• Text extract
────
It's all in Dutch, so if you need some translating just let me know, and dimensions are in meter (metric) but this is my design to plan where speakers, beamer and seating will be positioned.


----------



## 95silverstallion

HTip said:


> Good one and you're probably right. The dimensions of the bare room are 13.3' by 18.1'. Ceiling height is 7.2'. But after (acoustic) treatment the current dimensions are a bit smaller , 13' by 17'. I lowered the ceiling so al that is left is just under 7 feet. With the riser even less room (6.3 feet) is left.
> 
> So in summary
> bare room: l*w*h = 18.1 * 13.3 * 7.2 feet
> finished room: l*w*h = 17 * 13 * 6.3 feet


Thanks for the info. I was curious because my room will end up really close dimension wise and I was just trying to get an idea of how stuff will fit. I plan to use real theater seating as well.

My room will end up around 17' x14' with a ceiling height of just under 8'.


----------



## 95silverstallion

How far apart are you 2 rows of seating...like how far is it from the back edge of the front row to the front edge of the back row?


----------



## HTip

95silverstallion said:


> Thanks for the info. I was curious because my room will end up really close dimension wise and I was just trying to get an idea of how stuff will fit. I plan to use real theater seating as well.
> 
> My room will end up around 17' x14' with a ceiling height of just under 8'.


Those are nice dimensions. You can check what possible problems you're going to encounter when you enter those in a room mode calculator. There's a program somewhere on the web which does that. Could be that it is favourable to change the dimensions with a lowered ceiling or wall panels.

I used Visio to plan the room in detail and scale. It really helped me during the build. And Sketchup to get an idea how it looks in 3D.


----------



## HTip

95silverstallion said:


> How far apart are you 2 rows of seating...like how far is it from the back edge of the front row to the front edge of the back row?


I don't know exactly, but I will take measurements this evening and get back to you on that...


----------



## HTip

HTip said:


> I don't know exactly, but I will take measurements this evening and get back to you on that...


It took a bit longer, cause I was organizing a meet & greet. We had a great time by the way :TT

Distance between the two seating rows is about 19" which is enough to hve sufficient leg room and place to sit down.


----------



## 95silverstallion

Hey, thanks alot for the dimensions. I am tempted to go to a real theater and measure their row spacing as well. lol


----------



## HTip

95silverstallion said:


> Hey, thanks alot for the dimensions. I am tempted to go to a real theater and measure their row spacing as well. lol


 It will depend on the theater I guess. The room I have is sufficient because no one needs to pass one another. Otherwise it might be too small.
────
• To-do list
#1 In the home theater forum thread, what is the distance between HTip's two rows of seating?
#2 Pick up the home theater forum thread after its final reply and continue it.
────
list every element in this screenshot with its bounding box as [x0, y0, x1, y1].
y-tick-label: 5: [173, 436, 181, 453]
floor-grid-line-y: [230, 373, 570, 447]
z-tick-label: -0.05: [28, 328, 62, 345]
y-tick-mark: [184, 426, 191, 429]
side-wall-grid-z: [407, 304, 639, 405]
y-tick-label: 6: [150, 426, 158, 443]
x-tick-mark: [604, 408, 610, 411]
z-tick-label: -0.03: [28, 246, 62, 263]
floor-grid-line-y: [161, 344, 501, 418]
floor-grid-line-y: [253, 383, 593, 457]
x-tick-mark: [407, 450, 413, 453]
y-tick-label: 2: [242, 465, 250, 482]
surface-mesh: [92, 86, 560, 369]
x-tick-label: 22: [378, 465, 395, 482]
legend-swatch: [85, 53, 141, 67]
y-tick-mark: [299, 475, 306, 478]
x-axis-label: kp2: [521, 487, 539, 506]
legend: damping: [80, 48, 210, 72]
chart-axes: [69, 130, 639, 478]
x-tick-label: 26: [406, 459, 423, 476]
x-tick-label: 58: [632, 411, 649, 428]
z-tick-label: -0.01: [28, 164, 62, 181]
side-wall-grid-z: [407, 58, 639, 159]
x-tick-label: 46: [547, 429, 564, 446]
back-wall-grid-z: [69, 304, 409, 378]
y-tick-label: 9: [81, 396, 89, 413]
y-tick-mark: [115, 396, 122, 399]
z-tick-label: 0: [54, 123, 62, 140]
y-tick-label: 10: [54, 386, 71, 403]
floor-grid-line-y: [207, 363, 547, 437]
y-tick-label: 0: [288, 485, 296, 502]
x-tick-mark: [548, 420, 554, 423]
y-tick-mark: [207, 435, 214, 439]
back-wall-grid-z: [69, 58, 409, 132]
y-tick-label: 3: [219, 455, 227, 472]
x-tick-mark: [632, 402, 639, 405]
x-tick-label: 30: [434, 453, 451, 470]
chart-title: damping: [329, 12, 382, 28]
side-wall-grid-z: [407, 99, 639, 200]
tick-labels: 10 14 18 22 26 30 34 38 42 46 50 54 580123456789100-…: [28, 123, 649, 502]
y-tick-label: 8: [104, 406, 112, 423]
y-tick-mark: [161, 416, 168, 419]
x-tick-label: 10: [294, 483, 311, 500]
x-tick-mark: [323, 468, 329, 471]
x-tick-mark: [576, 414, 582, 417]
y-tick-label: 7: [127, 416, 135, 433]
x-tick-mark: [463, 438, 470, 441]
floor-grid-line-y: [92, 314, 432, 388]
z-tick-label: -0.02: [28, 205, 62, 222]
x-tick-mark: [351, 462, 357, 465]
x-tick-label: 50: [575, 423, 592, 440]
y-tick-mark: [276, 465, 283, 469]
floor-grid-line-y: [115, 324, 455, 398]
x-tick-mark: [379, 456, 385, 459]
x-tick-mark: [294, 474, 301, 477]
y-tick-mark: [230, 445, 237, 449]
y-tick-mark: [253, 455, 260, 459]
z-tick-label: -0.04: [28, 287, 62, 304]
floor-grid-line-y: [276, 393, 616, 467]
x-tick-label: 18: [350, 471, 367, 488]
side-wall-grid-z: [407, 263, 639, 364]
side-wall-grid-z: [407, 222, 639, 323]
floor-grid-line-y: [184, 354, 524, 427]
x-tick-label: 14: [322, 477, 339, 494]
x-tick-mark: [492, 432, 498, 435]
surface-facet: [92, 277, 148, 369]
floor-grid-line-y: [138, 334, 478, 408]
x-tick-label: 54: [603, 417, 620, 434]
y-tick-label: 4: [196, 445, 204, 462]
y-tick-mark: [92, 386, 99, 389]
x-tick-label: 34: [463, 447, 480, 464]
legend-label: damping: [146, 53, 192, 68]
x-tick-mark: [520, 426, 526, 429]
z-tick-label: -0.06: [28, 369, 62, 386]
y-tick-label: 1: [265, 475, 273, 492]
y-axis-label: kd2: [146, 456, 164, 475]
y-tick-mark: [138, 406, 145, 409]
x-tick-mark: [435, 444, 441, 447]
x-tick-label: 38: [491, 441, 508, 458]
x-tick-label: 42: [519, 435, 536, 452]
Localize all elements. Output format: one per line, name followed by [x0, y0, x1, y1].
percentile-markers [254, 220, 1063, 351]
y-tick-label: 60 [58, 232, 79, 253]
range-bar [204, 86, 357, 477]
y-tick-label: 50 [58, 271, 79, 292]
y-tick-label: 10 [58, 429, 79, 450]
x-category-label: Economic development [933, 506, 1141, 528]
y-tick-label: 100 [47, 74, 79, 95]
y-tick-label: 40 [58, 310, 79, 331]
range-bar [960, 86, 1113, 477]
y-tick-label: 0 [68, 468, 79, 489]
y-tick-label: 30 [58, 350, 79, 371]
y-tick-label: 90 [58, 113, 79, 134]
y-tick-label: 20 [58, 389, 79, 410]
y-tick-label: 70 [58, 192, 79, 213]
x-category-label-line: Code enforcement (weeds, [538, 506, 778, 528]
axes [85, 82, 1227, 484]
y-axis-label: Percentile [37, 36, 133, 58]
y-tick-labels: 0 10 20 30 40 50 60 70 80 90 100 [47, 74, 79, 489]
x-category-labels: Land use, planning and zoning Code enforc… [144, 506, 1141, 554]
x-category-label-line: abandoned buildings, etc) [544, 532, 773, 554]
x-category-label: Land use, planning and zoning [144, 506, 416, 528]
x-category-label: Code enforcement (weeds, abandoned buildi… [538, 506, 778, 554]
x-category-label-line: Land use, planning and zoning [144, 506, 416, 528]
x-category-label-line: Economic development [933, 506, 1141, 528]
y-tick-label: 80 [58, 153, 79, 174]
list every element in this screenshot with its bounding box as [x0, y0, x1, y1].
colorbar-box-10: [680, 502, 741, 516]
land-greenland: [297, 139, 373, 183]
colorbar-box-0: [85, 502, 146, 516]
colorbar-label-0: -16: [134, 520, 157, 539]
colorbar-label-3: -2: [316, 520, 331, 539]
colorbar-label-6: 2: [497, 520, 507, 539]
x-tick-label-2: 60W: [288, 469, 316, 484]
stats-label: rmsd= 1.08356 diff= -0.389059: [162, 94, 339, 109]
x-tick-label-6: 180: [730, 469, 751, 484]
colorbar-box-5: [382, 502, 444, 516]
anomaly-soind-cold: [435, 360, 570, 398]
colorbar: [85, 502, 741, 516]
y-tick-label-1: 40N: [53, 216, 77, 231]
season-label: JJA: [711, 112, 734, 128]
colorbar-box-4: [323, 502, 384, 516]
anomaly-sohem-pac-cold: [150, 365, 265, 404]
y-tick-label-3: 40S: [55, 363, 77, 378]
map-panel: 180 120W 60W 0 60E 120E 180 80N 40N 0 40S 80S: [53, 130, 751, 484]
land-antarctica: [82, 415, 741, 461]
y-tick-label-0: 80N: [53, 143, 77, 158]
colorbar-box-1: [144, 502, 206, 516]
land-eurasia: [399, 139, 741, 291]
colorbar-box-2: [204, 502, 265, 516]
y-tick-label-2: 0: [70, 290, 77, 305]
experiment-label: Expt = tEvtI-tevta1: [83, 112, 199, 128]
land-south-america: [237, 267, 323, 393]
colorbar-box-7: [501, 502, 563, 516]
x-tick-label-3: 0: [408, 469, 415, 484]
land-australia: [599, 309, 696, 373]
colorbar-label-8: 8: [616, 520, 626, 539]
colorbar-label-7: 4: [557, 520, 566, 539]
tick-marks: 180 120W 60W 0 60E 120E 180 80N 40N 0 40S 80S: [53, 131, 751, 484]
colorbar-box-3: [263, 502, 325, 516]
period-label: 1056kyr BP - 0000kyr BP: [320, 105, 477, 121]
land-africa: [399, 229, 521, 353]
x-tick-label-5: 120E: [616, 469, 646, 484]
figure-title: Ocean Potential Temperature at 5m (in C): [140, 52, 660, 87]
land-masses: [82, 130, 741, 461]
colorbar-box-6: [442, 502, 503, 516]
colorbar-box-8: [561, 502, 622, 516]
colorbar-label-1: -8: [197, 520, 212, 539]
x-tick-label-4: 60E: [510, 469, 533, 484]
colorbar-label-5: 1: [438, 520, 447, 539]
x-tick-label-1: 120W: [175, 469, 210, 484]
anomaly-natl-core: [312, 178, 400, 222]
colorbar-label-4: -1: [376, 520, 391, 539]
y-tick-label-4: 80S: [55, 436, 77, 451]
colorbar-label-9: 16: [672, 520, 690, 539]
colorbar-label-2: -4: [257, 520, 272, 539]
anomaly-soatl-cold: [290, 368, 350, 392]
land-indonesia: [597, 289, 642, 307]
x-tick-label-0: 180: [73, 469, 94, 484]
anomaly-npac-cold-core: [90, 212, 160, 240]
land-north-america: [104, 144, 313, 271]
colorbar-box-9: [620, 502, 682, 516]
────
• Answers by task
#1 About 19 inches.

#2
----------



## HTip

Where was I? Oh yes, the remote... 

I made a snapshot of my remote development environment. The squares are the areas you need to touch to go to the component.









I showed some of them. One I particularly like and that is the cleaning screen. Only the OK-button works and so cleaning the remote is a breeze...









And just for fun...









I can go on and on, but I guess this is about all you guys can take


----------



## PTAaron

Your remote is amazing! Definitely makes my Harmony 1100 look outdated.


----------



## Prof.

That is some remote!!!!


----------



## HTip

Thanks guys, but I'll stop with showing off my remote  If one of you ever buys a Pronto or something similar and you would like my config just let me know.

This weekend my picture gets an upgrade in the form of a ISF recalibration. It's a bit overdue, but at over 700 hours it's probably a noticable difference. I am entitled to 3 recalibrations, at 200, 600 and 1000 hours. I'm curious whether we'll notice the difference.


----------



## HTip

I just have a couple of things left which I didn't show here but I have in my current setup. I was a bit unhappy with the stereo performance from my set. After a bit of reading and advice from some Dutch audiophiles I was looking for a stereo integrated amplifier with the ability to be seemlessly integrated in the surround bubble.

A Dutch forum friend was kind enough to bring his amp to me so I was able to hear the difference in my own HT. Needless to say that it was just the addition I was looking for. A few months later I bought the same amp, albeit a special edition.

I chose the Marantz PM-15S2 Limited Edition.









Settled in between the Oppo and the receiver









And in close up









Besides looking very good (display can be dimmed, the blue lights I turned on for the picture ) the amp sounds great. The sound stage is wider, there's more air between the instruments and I can do without the sub.

It also meant I had to integrate my new toy in the remote config. That was easier said then done, but it works like a charm at the moment. I can choose between stereo and surround. In stereo I don't need the sub playing so I turn off the receiver (which turns of the sub via the trigger mechanism) and get a new screen for listening. The only downside to this amp is the inability of remotely changing the mode from integrated to power amp. But I'm not complaining, it gets me out of my chair


----------



## HTip

Something recent in between. Last week the JVC projector was recalibrated. You can only dream of these settings. Everything (gray scale, temperature, color) is spot on. I'll post the result some time this week.

I had to drive 250 miles for it, but it was well worth it :T


----------



## BD55

That, my friend, is dedication! I am thoroughly impressed with your theater (and driving 250 miles (was that one way???) to recalibrate your projector!) Awesome build! :T


----------



## Prof.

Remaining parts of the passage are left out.